* BEGIN *

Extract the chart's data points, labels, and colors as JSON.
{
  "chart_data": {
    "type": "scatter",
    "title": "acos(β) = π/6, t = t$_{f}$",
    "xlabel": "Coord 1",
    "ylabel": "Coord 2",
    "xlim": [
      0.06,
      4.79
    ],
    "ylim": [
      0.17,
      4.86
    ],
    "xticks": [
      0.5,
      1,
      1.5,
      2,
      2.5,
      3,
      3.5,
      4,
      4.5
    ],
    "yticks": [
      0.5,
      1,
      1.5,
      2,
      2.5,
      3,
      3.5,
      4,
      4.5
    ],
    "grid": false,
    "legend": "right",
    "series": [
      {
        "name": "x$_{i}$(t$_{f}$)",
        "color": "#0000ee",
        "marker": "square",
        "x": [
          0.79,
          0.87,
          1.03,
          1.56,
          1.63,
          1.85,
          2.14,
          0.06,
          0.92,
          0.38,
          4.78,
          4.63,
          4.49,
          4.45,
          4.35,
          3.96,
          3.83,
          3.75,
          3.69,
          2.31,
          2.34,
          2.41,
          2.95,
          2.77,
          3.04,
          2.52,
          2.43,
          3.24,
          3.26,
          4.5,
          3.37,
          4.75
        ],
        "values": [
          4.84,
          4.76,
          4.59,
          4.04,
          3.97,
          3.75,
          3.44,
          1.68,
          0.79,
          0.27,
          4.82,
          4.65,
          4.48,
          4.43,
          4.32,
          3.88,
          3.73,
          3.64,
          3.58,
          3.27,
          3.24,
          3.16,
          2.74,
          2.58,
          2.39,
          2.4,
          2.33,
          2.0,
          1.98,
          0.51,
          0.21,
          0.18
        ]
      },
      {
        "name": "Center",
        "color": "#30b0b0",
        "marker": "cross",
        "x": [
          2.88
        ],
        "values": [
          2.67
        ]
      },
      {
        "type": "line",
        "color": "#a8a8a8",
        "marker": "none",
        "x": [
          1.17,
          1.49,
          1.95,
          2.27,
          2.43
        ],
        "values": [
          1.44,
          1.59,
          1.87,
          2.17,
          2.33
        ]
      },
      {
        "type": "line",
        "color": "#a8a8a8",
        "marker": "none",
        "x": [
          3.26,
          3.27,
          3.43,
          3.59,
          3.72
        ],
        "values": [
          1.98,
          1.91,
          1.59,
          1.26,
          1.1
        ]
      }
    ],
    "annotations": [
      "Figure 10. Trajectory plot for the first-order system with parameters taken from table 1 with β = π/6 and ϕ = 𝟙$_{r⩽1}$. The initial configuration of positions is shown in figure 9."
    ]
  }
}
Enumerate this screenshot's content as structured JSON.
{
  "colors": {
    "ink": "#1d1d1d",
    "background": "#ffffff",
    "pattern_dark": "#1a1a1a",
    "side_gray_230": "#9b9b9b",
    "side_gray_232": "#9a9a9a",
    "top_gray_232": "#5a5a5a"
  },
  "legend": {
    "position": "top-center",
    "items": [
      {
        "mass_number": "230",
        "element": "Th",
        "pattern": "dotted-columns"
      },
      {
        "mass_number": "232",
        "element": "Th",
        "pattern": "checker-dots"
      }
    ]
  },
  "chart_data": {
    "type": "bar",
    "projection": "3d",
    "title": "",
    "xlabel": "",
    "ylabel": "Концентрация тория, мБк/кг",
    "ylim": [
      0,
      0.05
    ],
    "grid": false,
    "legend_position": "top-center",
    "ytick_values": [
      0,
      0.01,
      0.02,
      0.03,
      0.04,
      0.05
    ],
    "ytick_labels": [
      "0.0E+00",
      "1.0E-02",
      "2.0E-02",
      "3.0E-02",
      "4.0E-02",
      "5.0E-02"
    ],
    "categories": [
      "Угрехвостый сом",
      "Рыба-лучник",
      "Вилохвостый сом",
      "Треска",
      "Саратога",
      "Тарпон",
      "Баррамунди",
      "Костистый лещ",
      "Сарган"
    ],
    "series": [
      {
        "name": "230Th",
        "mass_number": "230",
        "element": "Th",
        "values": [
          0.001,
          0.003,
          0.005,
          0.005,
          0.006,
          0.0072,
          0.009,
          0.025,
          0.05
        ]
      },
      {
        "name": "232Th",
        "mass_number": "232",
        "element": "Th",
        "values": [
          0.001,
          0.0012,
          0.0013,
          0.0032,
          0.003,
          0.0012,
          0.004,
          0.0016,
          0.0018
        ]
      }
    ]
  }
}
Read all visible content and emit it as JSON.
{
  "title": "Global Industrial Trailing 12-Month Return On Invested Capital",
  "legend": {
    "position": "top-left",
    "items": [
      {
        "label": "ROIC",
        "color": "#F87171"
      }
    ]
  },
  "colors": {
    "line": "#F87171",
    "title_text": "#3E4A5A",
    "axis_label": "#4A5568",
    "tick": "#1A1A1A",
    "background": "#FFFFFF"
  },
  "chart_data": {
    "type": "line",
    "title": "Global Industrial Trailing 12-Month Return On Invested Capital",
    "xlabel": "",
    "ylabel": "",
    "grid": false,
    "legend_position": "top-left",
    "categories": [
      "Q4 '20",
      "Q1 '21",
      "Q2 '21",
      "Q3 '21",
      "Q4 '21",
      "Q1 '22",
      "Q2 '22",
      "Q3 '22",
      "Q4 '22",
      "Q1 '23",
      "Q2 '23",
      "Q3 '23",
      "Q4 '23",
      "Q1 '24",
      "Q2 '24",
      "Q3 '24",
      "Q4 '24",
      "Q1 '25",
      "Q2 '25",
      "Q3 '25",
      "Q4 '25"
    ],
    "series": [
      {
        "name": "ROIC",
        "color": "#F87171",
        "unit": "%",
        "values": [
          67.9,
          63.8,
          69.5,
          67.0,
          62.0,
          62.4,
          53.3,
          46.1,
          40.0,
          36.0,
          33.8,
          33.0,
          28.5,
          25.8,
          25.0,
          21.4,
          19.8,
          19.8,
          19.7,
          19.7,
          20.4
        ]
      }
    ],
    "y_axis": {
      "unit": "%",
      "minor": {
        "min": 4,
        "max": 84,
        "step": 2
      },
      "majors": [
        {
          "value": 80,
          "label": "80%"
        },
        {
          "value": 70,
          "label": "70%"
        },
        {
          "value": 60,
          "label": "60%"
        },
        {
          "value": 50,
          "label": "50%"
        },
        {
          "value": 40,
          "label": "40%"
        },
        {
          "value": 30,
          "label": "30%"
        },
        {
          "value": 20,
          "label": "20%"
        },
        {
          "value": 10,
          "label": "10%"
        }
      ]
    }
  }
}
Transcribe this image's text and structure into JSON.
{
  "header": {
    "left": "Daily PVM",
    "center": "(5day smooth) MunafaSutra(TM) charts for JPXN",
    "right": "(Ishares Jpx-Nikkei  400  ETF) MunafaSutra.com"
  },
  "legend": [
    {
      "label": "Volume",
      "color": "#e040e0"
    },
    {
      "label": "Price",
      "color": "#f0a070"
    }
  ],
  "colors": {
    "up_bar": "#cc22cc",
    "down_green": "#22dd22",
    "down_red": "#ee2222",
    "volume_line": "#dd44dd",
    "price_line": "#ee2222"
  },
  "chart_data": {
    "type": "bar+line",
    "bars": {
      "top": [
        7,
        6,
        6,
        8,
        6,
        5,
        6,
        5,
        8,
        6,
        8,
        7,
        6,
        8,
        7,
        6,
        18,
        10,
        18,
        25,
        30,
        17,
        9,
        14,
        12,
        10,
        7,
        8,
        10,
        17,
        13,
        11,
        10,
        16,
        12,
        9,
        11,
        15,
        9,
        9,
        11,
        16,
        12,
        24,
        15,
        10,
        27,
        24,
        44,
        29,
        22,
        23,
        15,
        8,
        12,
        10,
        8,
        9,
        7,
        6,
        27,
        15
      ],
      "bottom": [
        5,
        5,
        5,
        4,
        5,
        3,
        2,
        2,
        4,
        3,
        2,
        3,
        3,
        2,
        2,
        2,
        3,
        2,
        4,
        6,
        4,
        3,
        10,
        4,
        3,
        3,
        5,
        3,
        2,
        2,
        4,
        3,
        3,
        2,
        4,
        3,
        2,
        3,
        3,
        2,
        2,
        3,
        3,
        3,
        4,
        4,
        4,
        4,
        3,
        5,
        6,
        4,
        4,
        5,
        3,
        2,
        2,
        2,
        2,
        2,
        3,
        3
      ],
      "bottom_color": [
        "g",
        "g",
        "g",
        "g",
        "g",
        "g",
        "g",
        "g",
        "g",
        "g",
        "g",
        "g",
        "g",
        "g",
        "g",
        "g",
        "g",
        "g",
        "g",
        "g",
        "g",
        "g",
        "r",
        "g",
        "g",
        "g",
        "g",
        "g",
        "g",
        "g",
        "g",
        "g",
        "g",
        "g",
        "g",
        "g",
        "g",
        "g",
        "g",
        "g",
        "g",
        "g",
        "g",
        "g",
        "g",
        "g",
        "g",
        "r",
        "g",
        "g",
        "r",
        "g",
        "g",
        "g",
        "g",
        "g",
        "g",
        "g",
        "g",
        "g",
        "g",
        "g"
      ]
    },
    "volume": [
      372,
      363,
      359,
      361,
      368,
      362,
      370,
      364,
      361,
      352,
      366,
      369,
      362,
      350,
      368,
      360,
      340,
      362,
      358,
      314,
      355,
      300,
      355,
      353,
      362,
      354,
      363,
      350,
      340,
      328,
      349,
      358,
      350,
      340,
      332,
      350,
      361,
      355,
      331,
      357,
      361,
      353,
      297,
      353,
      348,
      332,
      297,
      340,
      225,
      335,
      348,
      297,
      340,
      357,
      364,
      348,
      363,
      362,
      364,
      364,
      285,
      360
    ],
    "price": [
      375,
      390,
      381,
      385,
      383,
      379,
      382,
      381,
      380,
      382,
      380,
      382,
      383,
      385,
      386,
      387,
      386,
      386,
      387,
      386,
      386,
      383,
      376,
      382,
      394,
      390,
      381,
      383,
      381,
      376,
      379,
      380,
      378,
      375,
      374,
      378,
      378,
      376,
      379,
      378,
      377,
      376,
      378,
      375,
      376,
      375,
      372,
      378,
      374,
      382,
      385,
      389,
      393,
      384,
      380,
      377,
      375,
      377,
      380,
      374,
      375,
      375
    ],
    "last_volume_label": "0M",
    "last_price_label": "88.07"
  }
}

* END *

- **Exercise details**
Working from the entries above, return all lines that contain "marker".

- **Task output**
        "marker": "square",
        "marker": "cross",
        "marker": "none",
        "marker": "none",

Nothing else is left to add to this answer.